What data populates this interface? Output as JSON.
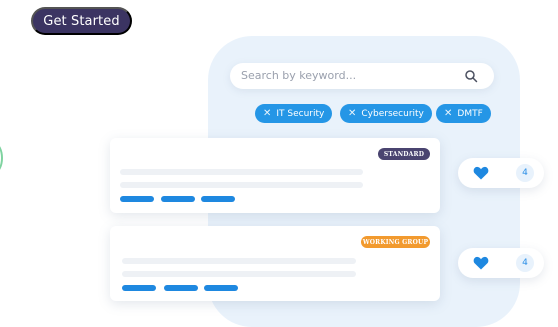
{
  "header": {
    "cta_label": "Get Started"
  },
  "search": {
    "placeholder": "Search by keyword..."
  },
  "filters": [
    {
      "label": "IT Security"
    },
    {
      "label": "Cybersecurity"
    },
    {
      "label": "DMTF"
    }
  ],
  "cards": [
    {
      "badge": "STANDARD",
      "badge_color": "#4a4470",
      "likes": "4"
    },
    {
      "badge": "WORKING GROUP",
      "badge_color": "#f29a2e",
      "likes": "4"
    }
  ],
  "colors": {
    "accent": "#2596e6",
    "brand_dark": "#3b3462",
    "panel": "#e9f2fb"
  },
  "icons": {
    "search": "search-icon",
    "remove_filter": "close-icon",
    "like": "heart-icon"
  }
}
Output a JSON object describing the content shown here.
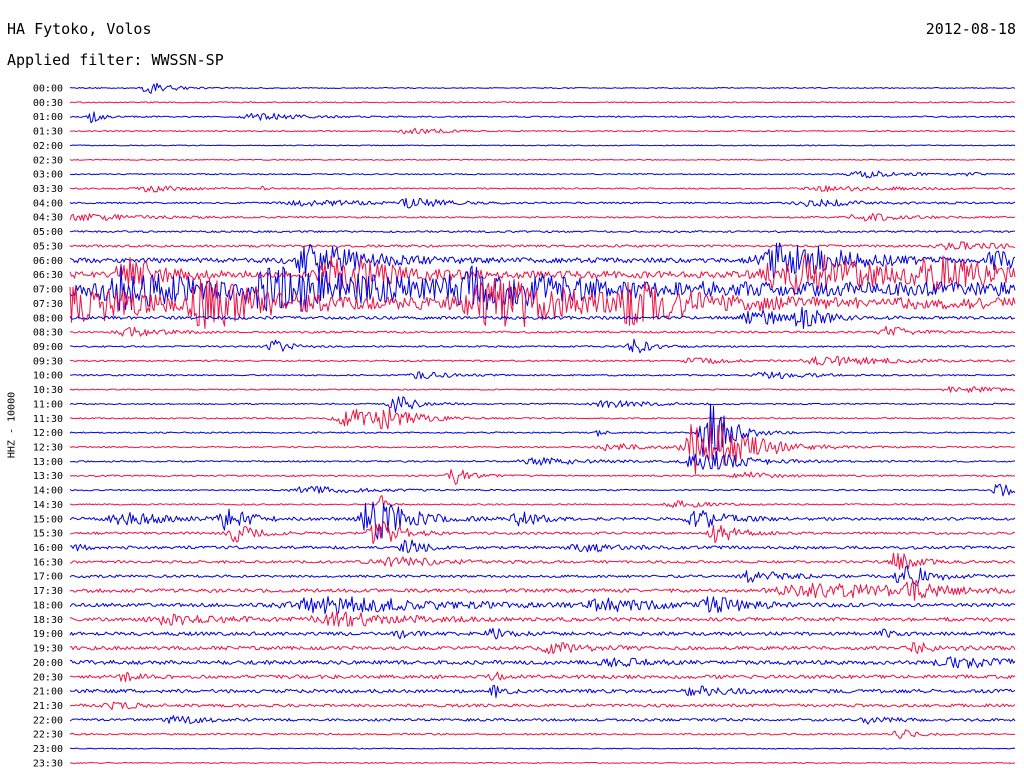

......

- Given exercise:
Return the listing above in full and without alteration, excluding its pictures.

- Written reply:
What data populates this interface? Output as JSON.
{
  "header": {
    "cta_label": "Get Started"
  },
  "search": {
    "placeholder": "Search by keyword..."
  },
  "filters": [
    {
      "label": "IT Security"
    },
    {
      "label": "Cybersecurity"
    },
    {
      "label": "DMTF"
    }
  ],
  "cards": [
    {
      "badge": "STANDARD",
      "badge_color": "#4a4470",
      "likes": "4"
    },
    {
      "badge": "WORKING GROUP",
      "badge_color": "#f29a2e",
      "likes": "4"
    }
  ],
  "colors": {
    "accent": "#2596e6",
    "brand_dark": "#3b3462",
    "panel": "#e9f2fb"
  },
  "icons": {
    "search": "search-icon",
    "remove_filter": "close-icon",
    "like": "heart-icon"
  }
}
Output a JSON object describing the content shown here.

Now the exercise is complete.